##### RECORD EXCERPTS #####

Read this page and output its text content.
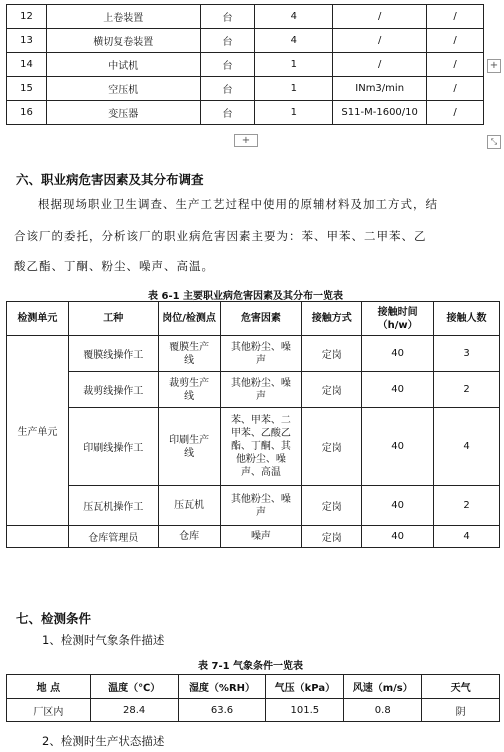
12	上卷装置	台	4	/	/
13	横切复卷装置	台	4	/	/
14	中试机	台	1	/	/
15	空压机	台	1	INm3/min	/
16	变压器	台	1	S11-M-1600/10	/
+
+	⤡
六、职业病危害因素及其分布调查
根据现场职业卫生调查、生产工艺过程中使用的原辅材料及加工方式，结
合该厂的委托，分析该厂的职业病危害因素主要为：苯、甲苯、二甲苯、乙
酸乙酯、丁酮、粉尘、噪声、高温。
表 6-1 主要职业病危害因素及其分布一览表
检测单元	工种	岗位/检测点	危害因素	接触方式	接触时间（h/w）	接触人数
生产单元	覆膜线操作工	覆膜生产线	其他粉尘、噪声	定岗	40	3
	裁剪线操作工	裁剪生产线	其他粉尘、噪声	定岗	40	2
	印刷线操作工	印刷生产线	苯、甲苯、二甲苯、乙酸乙酯、丁酮、其他粉尘、噪声、高温	定岗	40	4
	压瓦机操作工	压瓦机	其他粉尘、噪声	定岗	40	2
	仓库管理员	仓库	噪声	定岗	40	4
七、检测条件
1、检测时气象条件描述
表 7-1 气象条件一览表
地 点	温度（℃）	湿度（%RH）	气压（kPa）	风速（m/s）	天气
厂区内	28.4	63.6	101.5	0.8	阴
2、检测时生产状态描述
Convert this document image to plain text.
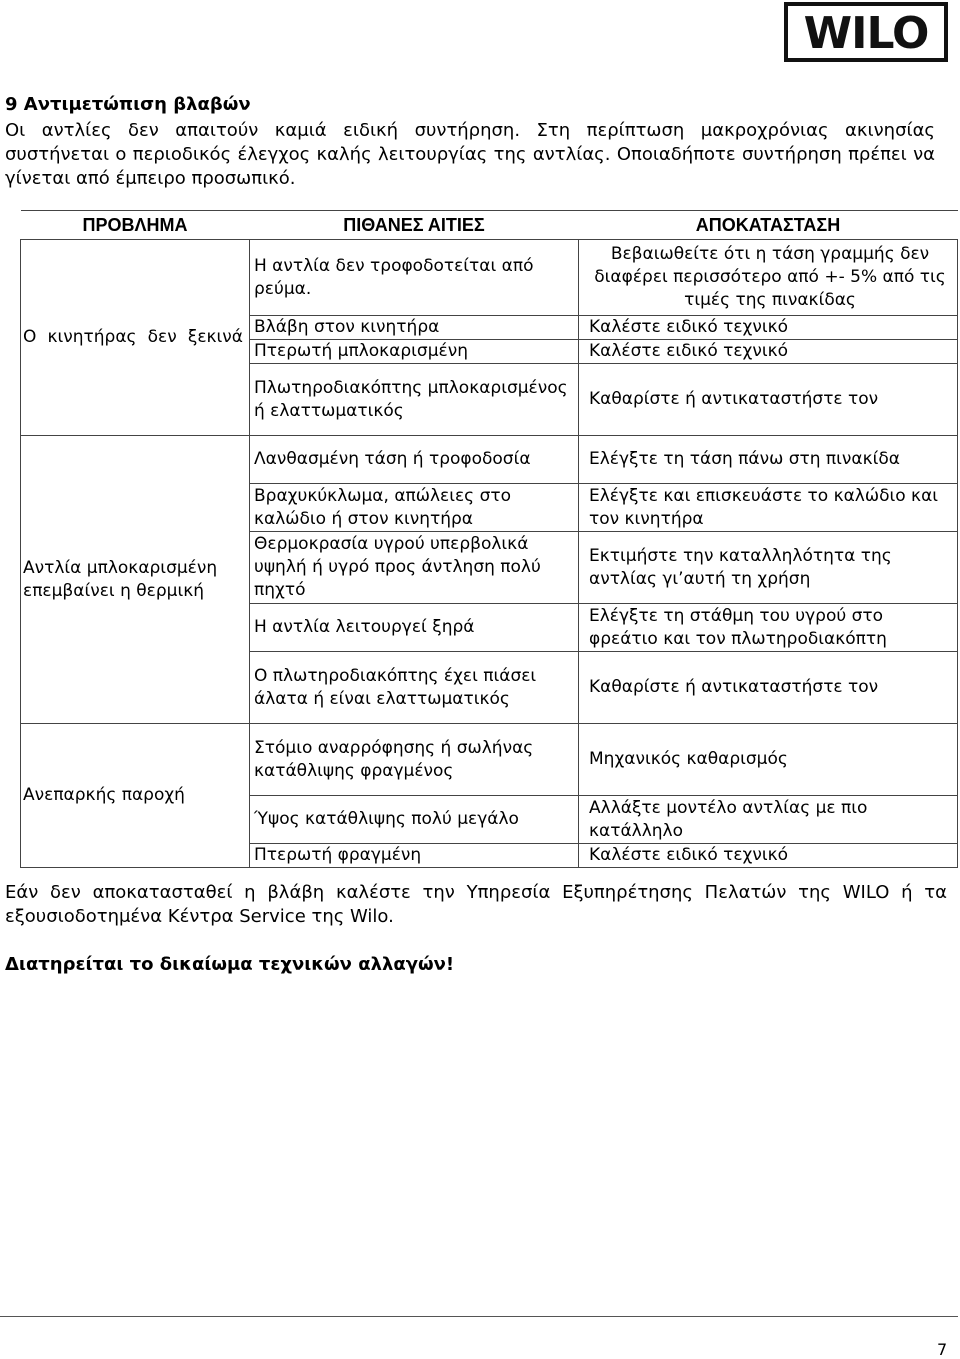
WILO
9 Αντιμετώπιση βλαβών
Οι αντλίες δεν απαιτούν καμιά ειδική συντήρηση. Στη περίπτωση μακροχρόνιας ακινησίας συστήνεται ο περιοδικός έλεγχος καλής λειτουργίας της αντλίας. Οποιαδήποτε συντήρηση πρέπει να γίνεται από έμπειρο προσωπικό.
ΠΡΟΒΛΗΜΑ	ΠΙΘΑΝΕΣ ΑΙΤΙΕΣ	ΑΠΟΚΑΤΑΣΤΑΣΗ

Ο κινητήρας δεν ξεκινά	Η αντλία δεν τροφοδοτείται από ρεύμα.	Βεβαιωθείτε ότι η τάση γραμμής δεν διαφέρει περισσότερο από +- 5% από τις τιμές της πινακίδας
	Βλάβη στον κινητήρα	Καλέστε ειδικό τεχνικό
	Πτερωτή μπλοκαρισμένη	Καλέστε ειδικό τεχνικό
	Πλωτηροδιακόπτης μπλοκαρισμένος ή ελαττωματικός	Καθαρίστε ή αντικαταστήστε τον
Αντλία μπλοκαρισμένη επεμβαίνει η θερμική	Λανθασμένη τάση ή τροφοδοσία	Ελέγξτε τη τάση πάνω στη πινακίδα
	Βραχυκύκλωμα, απώλειες στο καλώδιο ή στον κινητήρα	Ελέγξτε και επισκευάστε το καλώδιο και τον κινητήρα
	Θερμοκρασία υγρού υπερβολικά υψηλή ή υγρό προς άντληση πολύ πηχτό	Εκτιμήστε την καταλληλότητα της αντλίας γι’αυτή τη χρήση
	Η αντλία λειτουργεί ξηρά	Ελέγξτε τη στάθμη του υγρού στο φρεάτιο και τον πλωτηροδιακόπτη
	Ο πλωτηροδιακόπτης έχει πιάσει άλατα ή είναι ελαττωματικός	Καθαρίστε ή αντικαταστήστε τον
Ανεπαρκής παροχή	Στόμιο αναρρόφησης ή σωλήνας κατάθλιψης φραγμένος	Μηχανικός καθαρισμός
	Ύψος κατάθλιψης πολύ μεγάλο	Αλλάξτε μοντέλο αντλίας με πιο κατάλληλο
	Πτερωτή φραγμένη	Καλέστε ειδικό τεχνικό
Εάν δεν αποκατασταθεί η βλάβη καλέστε την Υπηρεσία Εξυπηρέτησης Πελατών της WILO ή τα εξουσιοδοτημένα Κέντρα Service της Wilo.
Διατηρείται το δικαίωμα τεχνικών αλλαγών!
7
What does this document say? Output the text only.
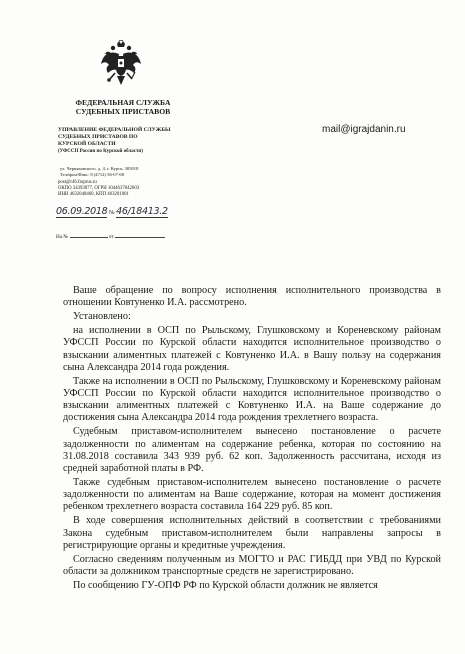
ФЕДЕРАЛЬНАЯ СЛУЖБА
СУДЕБНЫХ ПРИСТАВОВ
УПРАВЛЕНИЕ ФЕДЕРАЛЬНОЙ СЛУЖБЫ
СУДЕБНЫХ ПРИСТАВОВ ПО
КУРСКОЙ ОБЛАСТИ
(УФССП России по Курской области)
ул. Черняховского, д. 4, г. Курск, 305018
Телефон/Факс: 8 (4712) 36-07-68
post@r46.fssprus.ru
ОКПО 34393877, ОГРН 1044637042603
ИНН 4632048460, КПП 463201001
06.09.2018 № 46/18413.2
На №	от
mail@igrajdanin.ru

Ваше обращение по вопросу исполнения исполнительного производства в отношении Ковтуненко И.А. рассмотрено.

Установлено:

на исполнении в ОСП по Рыльскому, Глушковскому и Кореневскому районам УФССП России по Курской области находится исполнительное производство о взыскании алиментных платежей с Ковтуненко И.А. в Вашу пользу на содержания сына Александра 2014 года рождения.

Также на исполнении в ОСП по Рыльскому, Глушковскому и Кореневскому районам УФССП России по Курской области находится исполнительное производство о взыскании алиментных платежей с Ковтуненко И.А. на Ваше содержание до достижения сына Александра 2014 года рождения трехлетнего возраста.

Судебным приставом-исполнителем вынесено постановление о расчете задолженности по алиментам на содержание ребенка, которая по состоянию на 31.08.2018 составила 343 939 руб. 62 коп. Задолженность рассчитана, исходя из средней заработной платы в РФ.

Также судебным приставом-исполнителем вынесено постановление о расчете задолженности по алиментам на Ваше содержание, которая на момент достижения ребенком трехлетнего возраста составила 164 229 руб. 85 коп.

В ходе совершения исполнительных действий в соответствии с требованиями Закона судебным приставом-исполнителем были направлены запросы в регистрирующие органы и кредитные учреждения.

Согласно сведениям полученным из МОГТО и РАС ГИБДД при УВД по Курской области за должником транспортные средств не зарегистрировано.

По сообщению ГУ-ОПФ РФ по Курской области должник не является
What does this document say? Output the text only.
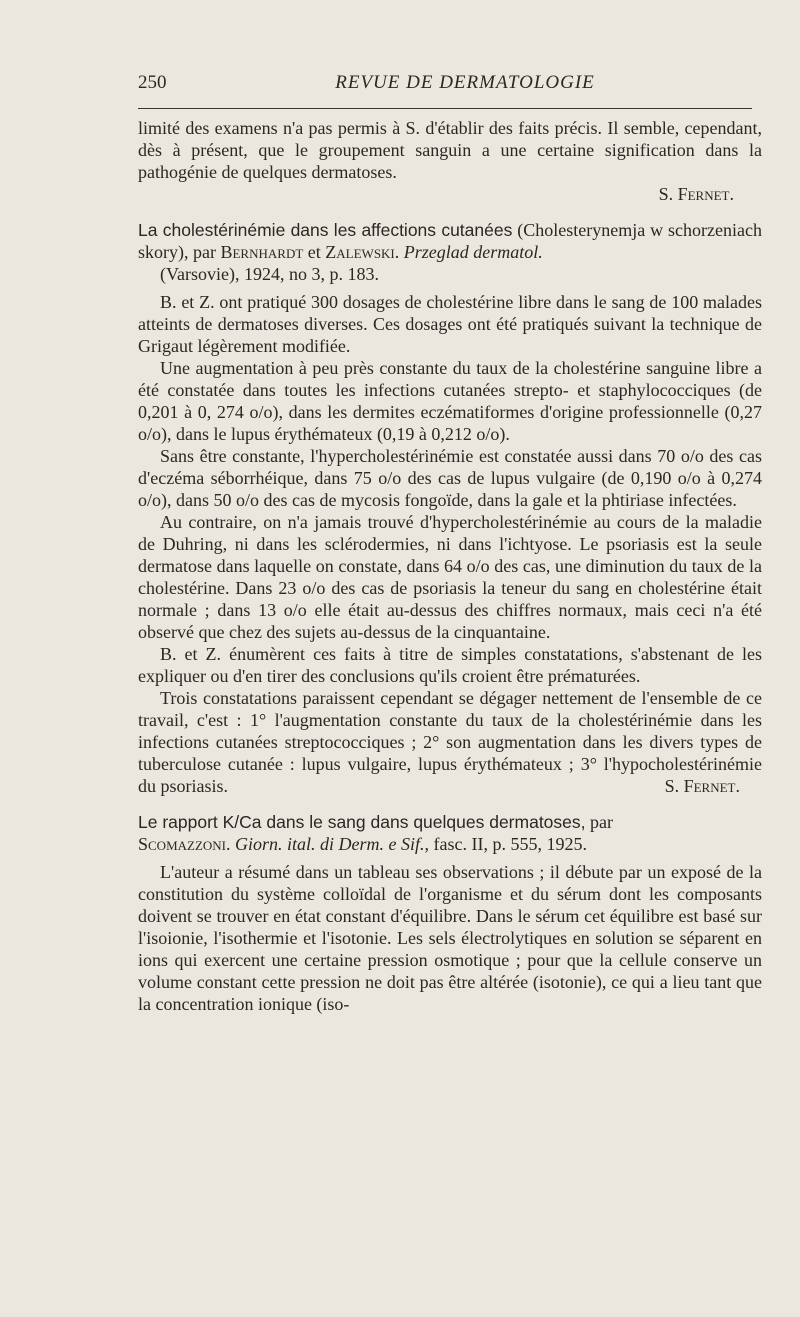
250	REVUE DE DERMATOLOGIE

limité des examens n'a pas permis à S. d'établir des faits précis. Il semble, cependant, dès à présent, que le groupement sanguin a une certaine signification dans la pathogénie de quelques dermatoses.

S. Fernet.

La cholestérinémie dans les affections cutanées (Cholesterynemja w schorzeniach skory), par Bernhardt et Zalewski. Przeglad dermatol.
(Varsovie), 1924, no 3, p. 183.

B. et Z. ont pratiqué 300 dosages de cholestérine libre dans le sang de 100 malades atteints de dermatoses diverses. Ces dosages ont été pratiqués suivant la technique de Grigaut légèrement modifiée.

Une augmentation à peu près constante du taux de la cholestérine sanguine libre a été constatée dans toutes les infections cutanées strepto- et staphylococciques (de 0,201 à 0, 274 o/o), dans les dermites eczématiformes d'origine professionnelle (0,27 o/o), dans le lupus érythémateux (0,19 à 0,212 o/o).

Sans être constante, l'hypercholestérinémie est constatée aussi dans 70 o/o des cas d'eczéma séborrhéique, dans 75 o/o des cas de lupus vulgaire (de 0,190 o/o à 0,274 o/o), dans 50 o/o des cas de mycosis fongoïde, dans la gale et la phtiriase infectées.

Au contraire, on n'a jamais trouvé d'hypercholestérinémie au cours de la maladie de Duhring, ni dans les sclérodermies, ni dans l'ichtyose. Le psoriasis est la seule dermatose dans laquelle on constate, dans 64 o/o des cas, une diminution du taux de la cholestérine. Dans 23 o/o des cas de psoriasis la teneur du sang en cholestérine était normale ; dans 13 o/o elle était au-dessus des chiffres normaux, mais ceci n'a été observé que chez des sujets au-dessus de la cinquantaine.

B. et Z. énumèrent ces faits à titre de simples constatations, s'abstenant de les expliquer ou d'en tirer des conclusions qu'ils croient être prématurées.

Trois constatations paraissent cependant se dégager nettement de l'ensemble de ce travail, c'est : 1° l'augmentation constante du taux de la cholestérinémie dans les infections cutanées streptococciques ; 2° son augmentation dans les divers types de tuberculose cutanée : lupus vulgaire, lupus érythémateux ; 3° l'hypocholestérinémie du psoriasis.	S. Fernet.

Le rapport K/Ca dans le sang dans quelques dermatoses, par
Scomazzoni. Giorn. ital. di Derm. e Sif., fasc. II, p. 555, 1925.

L'auteur a résumé dans un tableau ses observations ; il débute par un exposé de la constitution du système colloïdal de l'organisme et du sérum dont les composants doivent se trouver en état constant d'équilibre. Dans le sérum cet équilibre est basé sur l'isoionie, l'isothermie et l'isotonie. Les sels électrolytiques en solution se séparent en ions qui exercent une certaine pression osmotique ; pour que la cellule conserve un volume constant cette pression ne doit pas être altérée (isotonie), ce qui a lieu tant que la concentration ionique (iso-
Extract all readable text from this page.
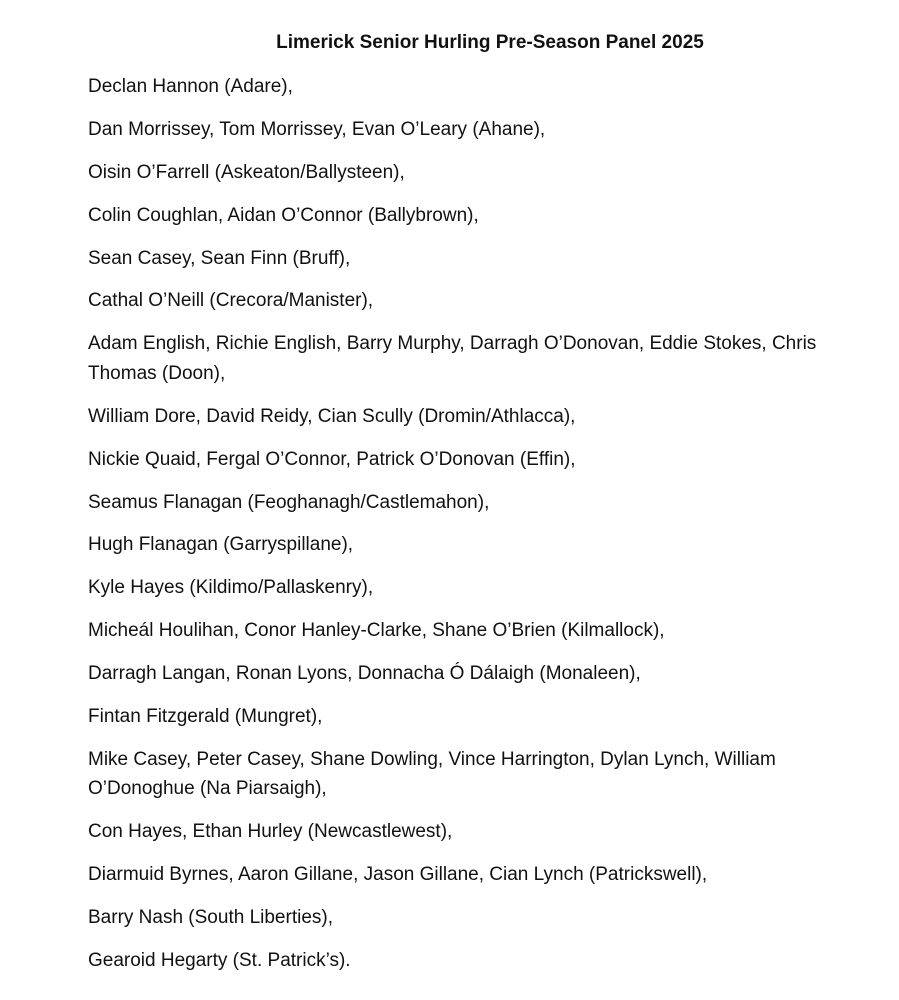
Limerick Senior Hurling Pre-Season Panel 2025

Declan Hannon (Adare),

Dan Morrissey, Tom Morrissey, Evan O’Leary (Ahane),

Oisin O’Farrell (Askeaton/Ballysteen),

Colin Coughlan, Aidan O’Connor (Ballybrown),

Sean Casey, Sean Finn (Bruff),

Cathal O’Neill (Crecora/Manister),

Adam English, Richie English, Barry Murphy, Darragh O’Donovan, Eddie Stokes, Chris Thomas (Doon),

William Dore, David Reidy, Cian Scully (Dromin/Athlacca),

Nickie Quaid, Fergal O’Connor, Patrick O’Donovan (Effin),

Seamus Flanagan (Feoghanagh/Castlemahon),

Hugh Flanagan (Garryspillane),

Kyle Hayes (Kildimo/Pallaskenry),

Micheál Houlihan, Conor Hanley-Clarke, Shane O’Brien (Kilmallock),

Darragh Langan, Ronan Lyons, Donnacha Ó Dálaigh (Monaleen),

Fintan Fitzgerald (Mungret),

Mike Casey, Peter Casey, Shane Dowling, Vince Harrington, Dylan Lynch, William O’Donoghue (Na Piarsaigh),

Con Hayes, Ethan Hurley (Newcastlewest),

Diarmuid Byrnes, Aaron Gillane, Jason Gillane, Cian Lynch (Patrickswell),

Barry Nash (South Liberties),

Gearoid Hegarty (St. Patrick’s).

#####

● **DO THIS**
Return each line with "Shane".

● **EXERCISE RESPONSE**
Micheál Houlihan, Conor Hanley-Clarke, Shane O’Brien (Kilmallock),
Mike Casey, Peter Casey, Shane Dowling, Vince Harrington, Dylan Lynch, William O’Donoghue (Na Piarsaigh),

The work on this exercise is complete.